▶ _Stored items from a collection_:
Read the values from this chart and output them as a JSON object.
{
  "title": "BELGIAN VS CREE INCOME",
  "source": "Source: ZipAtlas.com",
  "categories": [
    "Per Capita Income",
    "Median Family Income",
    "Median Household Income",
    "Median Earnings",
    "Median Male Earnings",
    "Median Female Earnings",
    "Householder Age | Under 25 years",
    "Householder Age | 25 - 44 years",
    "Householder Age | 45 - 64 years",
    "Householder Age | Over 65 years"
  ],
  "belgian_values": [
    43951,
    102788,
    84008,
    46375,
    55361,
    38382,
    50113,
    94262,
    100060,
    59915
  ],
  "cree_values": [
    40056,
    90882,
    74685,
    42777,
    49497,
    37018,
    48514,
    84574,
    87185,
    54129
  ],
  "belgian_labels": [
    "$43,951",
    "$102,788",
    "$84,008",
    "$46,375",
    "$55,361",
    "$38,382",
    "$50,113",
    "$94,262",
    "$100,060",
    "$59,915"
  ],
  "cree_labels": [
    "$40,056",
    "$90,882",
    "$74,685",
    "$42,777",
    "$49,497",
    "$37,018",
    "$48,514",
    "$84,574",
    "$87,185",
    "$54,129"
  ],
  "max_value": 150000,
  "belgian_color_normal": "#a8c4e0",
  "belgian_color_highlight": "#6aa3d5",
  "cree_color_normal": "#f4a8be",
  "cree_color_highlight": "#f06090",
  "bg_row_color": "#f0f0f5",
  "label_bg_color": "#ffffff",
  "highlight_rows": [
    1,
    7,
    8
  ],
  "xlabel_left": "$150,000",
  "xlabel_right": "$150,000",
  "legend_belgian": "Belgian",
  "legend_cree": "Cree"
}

▶ _Objective_: All of the entries must be quoted exactly; please include each one.

▶ _Final result_:
Read the values from this chart and output them as a JSON object.
{
  "title": "BELGIAN VS CREE INCOME",
  "source": "Source: ZipAtlas.com",
  "categories": [
    "Per Capita Income",
    "Median Family Income",
    "Median Household Income",
    "Median Earnings",
    "Median Male Earnings",
    "Median Female Earnings",
    "Householder Age | Under 25 years",
    "Householder Age | 25 - 44 years",
    "Householder Age | 45 - 64 years",
    "Householder Age | Over 65 years"
  ],
  "belgian_values": [
    43951,
    102788,
    84008,
    46375,
    55361,
    38382,
    50113,
    94262,
    100060,
    59915
  ],
  "cree_values": [
    40056,
    90882,
    74685,
    42777,
    49497,
    37018,
    48514,
    84574,
    87185,
    54129
  ],
  "belgian_labels": [
    "$43,951",
    "$102,788",
    "$84,008",
    "$46,375",
    "$55,361",
    "$38,382",
    "$50,113",
    "$94,262",
    "$100,060",
    "$59,915"
  ],
  "cree_labels": [
    "$40,056",
    "$90,882",
    "$74,685",
    "$42,777",
    "$49,497",
    "$37,018",
    "$48,514",
    "$84,574",
    "$87,185",
    "$54,129"
  ],
  "max_value": 150000,
  "belgian_color_normal": "#a8c4e0",
  "belgian_color_highlight": "#6aa3d5",
  "cree_color_normal": "#f4a8be",
  "cree_color_highlight": "#f06090",
  "bg_row_color": "#f0f0f5",
  "label_bg_color": "#ffffff",
  "highlight_rows": [
    1,
    7,
    8
  ],
  "xlabel_left": "$150,000",
  "xlabel_right": "$150,000",
  "legend_belgian": "Belgian",
  "legend_cree": "Cree"
}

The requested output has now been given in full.